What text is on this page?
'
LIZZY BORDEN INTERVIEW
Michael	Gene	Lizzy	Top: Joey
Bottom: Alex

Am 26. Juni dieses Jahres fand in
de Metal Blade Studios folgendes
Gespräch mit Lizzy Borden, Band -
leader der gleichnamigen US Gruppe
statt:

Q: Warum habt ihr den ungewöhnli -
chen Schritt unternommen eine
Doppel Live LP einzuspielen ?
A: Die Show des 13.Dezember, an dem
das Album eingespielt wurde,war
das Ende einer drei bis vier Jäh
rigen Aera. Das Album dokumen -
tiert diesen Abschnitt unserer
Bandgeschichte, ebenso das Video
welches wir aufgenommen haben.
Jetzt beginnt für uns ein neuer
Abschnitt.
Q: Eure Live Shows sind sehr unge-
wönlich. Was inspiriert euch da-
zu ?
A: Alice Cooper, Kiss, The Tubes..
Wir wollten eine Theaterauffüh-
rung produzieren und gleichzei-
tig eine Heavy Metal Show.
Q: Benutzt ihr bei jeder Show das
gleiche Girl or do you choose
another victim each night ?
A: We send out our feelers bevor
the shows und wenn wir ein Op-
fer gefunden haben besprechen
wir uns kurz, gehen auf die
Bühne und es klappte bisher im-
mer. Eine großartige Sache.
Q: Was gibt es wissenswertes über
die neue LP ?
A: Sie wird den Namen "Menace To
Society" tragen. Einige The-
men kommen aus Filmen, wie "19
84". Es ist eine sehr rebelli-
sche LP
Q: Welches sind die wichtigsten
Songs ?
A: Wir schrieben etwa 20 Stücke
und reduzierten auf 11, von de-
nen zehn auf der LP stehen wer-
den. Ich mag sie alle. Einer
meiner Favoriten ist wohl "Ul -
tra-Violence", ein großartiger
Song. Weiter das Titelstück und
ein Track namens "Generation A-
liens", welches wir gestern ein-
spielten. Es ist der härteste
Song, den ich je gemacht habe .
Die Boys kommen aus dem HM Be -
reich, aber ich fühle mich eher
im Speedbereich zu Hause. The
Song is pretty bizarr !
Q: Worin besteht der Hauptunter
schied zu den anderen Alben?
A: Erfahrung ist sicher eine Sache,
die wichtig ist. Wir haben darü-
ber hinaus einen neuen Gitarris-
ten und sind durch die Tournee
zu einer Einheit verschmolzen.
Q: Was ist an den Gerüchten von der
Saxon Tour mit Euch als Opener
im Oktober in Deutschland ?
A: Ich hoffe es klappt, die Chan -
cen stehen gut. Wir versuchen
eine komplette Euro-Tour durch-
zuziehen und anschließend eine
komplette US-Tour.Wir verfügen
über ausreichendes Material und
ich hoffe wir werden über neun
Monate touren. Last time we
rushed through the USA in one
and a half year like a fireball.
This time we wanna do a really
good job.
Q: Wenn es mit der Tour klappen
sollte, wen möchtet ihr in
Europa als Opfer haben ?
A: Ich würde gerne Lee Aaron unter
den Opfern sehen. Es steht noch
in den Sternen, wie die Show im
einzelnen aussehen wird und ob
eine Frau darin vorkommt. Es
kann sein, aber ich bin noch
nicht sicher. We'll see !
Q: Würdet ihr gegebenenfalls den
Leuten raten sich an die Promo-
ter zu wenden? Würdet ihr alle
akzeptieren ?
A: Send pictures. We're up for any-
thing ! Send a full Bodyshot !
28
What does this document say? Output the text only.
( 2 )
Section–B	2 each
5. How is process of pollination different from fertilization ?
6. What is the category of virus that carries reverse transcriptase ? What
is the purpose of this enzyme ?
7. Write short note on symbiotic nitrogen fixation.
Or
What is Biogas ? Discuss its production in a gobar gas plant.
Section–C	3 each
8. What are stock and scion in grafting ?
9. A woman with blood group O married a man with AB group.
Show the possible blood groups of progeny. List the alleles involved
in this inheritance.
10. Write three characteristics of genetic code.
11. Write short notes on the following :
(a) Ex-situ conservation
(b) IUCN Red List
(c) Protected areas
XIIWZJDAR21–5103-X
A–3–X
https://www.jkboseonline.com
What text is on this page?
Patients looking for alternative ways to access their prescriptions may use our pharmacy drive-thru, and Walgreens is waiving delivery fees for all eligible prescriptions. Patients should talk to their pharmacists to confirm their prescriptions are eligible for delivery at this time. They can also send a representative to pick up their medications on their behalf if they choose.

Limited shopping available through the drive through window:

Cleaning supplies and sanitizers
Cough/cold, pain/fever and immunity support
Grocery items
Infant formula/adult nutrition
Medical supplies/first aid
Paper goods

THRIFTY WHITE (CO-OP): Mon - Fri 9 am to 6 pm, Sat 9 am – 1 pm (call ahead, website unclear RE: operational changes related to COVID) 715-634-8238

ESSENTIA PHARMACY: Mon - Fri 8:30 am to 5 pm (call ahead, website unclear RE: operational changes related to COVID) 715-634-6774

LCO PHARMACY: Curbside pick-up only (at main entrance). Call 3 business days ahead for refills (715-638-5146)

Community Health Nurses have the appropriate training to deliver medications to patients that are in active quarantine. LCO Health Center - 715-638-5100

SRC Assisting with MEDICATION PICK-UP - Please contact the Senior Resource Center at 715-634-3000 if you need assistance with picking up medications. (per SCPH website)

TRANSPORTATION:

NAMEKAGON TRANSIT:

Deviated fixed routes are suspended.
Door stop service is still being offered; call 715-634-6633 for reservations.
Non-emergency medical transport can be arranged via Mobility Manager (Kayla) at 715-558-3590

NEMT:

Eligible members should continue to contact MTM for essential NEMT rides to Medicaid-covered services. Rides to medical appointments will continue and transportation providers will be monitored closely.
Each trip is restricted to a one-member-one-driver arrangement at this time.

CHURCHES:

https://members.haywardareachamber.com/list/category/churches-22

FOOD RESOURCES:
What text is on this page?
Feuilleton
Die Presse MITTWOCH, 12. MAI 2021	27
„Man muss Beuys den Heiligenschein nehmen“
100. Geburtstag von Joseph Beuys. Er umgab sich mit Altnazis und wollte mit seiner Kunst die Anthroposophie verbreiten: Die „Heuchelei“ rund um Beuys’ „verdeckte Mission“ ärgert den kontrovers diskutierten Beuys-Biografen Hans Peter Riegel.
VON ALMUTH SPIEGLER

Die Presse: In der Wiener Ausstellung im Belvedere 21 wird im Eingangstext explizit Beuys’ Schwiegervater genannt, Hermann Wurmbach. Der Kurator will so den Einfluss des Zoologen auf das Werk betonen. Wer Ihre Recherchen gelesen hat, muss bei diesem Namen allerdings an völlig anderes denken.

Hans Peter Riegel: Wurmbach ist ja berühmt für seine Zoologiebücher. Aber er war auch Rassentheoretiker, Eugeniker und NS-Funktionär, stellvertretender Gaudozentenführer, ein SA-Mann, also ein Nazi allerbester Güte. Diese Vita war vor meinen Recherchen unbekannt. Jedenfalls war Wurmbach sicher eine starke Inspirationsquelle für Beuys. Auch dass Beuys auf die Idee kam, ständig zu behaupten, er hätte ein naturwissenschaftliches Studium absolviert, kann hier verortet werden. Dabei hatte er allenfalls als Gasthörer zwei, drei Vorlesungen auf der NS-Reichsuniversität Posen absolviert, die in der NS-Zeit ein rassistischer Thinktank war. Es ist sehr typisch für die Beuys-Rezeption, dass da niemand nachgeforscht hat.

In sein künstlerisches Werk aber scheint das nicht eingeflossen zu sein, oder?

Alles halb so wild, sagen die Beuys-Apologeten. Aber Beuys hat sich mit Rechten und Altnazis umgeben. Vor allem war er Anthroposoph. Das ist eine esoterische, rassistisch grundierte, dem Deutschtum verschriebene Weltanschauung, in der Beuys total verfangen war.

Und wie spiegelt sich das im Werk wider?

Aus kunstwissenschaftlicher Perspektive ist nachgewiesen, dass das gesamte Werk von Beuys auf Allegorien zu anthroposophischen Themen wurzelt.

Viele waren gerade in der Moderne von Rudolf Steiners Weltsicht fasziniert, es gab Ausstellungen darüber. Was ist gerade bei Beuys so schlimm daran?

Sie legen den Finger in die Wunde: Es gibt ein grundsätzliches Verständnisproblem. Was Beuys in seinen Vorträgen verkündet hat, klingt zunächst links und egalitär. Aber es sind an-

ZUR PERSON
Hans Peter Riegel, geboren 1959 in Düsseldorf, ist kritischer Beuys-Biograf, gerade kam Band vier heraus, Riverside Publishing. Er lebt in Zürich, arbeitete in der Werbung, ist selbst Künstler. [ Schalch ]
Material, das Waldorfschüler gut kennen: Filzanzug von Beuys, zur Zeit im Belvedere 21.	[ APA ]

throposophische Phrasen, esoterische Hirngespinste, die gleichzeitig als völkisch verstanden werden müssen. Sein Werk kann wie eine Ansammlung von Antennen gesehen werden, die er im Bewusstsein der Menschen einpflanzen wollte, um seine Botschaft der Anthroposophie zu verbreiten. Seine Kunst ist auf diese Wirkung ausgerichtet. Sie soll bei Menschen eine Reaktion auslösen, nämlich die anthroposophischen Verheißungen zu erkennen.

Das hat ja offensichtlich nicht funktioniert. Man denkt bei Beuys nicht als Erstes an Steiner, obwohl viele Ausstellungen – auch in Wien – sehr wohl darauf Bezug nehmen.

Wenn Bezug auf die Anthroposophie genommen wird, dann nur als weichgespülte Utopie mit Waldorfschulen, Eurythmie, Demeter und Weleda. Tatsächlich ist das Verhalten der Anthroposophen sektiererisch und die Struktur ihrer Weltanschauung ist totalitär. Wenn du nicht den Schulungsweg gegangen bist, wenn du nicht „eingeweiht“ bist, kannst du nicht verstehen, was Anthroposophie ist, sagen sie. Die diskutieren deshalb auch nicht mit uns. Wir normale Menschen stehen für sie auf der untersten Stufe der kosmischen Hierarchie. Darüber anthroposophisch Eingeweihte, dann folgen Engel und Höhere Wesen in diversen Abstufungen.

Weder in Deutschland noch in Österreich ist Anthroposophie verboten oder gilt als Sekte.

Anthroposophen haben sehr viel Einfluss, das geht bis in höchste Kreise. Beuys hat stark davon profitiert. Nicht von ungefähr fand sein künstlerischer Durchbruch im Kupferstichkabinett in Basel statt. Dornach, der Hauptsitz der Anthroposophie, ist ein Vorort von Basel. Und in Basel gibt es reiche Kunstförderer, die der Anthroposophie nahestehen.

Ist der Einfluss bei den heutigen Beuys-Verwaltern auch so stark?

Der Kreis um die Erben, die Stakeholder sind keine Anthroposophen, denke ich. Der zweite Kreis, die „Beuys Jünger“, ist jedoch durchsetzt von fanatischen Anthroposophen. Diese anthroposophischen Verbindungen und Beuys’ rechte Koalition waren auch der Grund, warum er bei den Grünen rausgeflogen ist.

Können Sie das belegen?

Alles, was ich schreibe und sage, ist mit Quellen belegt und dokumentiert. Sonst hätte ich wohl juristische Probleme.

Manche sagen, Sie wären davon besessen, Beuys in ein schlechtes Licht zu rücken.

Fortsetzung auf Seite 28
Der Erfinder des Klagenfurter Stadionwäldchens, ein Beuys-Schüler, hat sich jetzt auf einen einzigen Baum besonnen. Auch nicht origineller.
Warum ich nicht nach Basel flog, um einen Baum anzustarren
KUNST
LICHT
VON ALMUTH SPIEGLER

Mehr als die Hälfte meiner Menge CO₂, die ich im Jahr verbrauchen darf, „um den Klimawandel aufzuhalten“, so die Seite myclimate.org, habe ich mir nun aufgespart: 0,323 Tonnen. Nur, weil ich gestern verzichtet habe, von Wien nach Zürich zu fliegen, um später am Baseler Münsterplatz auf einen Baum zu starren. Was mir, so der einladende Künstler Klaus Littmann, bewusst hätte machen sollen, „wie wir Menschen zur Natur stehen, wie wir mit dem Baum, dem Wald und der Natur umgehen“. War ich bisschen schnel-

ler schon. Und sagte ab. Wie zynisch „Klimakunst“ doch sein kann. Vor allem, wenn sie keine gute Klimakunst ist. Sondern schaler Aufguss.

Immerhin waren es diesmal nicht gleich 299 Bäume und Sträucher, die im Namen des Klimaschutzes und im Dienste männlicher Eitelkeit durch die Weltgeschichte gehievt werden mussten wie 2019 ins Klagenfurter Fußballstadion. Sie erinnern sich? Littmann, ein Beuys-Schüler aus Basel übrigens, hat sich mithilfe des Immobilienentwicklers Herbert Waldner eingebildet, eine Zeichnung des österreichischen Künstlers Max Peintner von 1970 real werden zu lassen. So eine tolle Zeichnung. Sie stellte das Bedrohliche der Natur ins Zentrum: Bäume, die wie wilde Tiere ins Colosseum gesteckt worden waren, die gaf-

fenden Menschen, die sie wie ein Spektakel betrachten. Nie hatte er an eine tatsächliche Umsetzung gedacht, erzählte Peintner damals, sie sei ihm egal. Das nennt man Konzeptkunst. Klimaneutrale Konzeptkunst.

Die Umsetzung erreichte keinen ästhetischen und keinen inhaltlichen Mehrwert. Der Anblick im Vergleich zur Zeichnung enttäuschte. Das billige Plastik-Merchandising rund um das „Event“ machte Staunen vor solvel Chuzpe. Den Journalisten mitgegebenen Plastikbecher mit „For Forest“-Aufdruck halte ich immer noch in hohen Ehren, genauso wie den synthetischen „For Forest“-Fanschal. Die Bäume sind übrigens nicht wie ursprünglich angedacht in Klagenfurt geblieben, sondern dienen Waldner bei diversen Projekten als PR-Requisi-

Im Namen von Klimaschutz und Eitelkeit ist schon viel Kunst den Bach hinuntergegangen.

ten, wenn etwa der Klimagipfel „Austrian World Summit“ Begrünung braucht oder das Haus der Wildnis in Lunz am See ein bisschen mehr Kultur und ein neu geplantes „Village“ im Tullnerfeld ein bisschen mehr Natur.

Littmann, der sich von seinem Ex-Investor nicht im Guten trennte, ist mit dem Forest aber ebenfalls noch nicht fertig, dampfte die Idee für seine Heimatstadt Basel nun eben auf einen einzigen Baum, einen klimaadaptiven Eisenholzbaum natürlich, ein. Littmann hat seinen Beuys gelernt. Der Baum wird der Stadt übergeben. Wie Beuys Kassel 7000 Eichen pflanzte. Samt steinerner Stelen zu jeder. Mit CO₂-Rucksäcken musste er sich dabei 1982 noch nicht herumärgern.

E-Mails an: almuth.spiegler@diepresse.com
++++++++++
In the records above, find every line with the word "gerade" and copy it.

Viele waren gerade in der Moderne von Rudolf Steiners Weltsicht fasziniert, es gab Ausstellungen darüber. Was ist gerade bei Beuys so schlimm daran?
Hans Peter Riegel, geboren 1959 in Düsseldorf, ist kritischer Beuys-Biograf, gerade kam Band vier heraus, Riverside Publishing. Er lebt in Zürich, arbeitete in der Werbung, ist selbst Künstler. [ Schalch ]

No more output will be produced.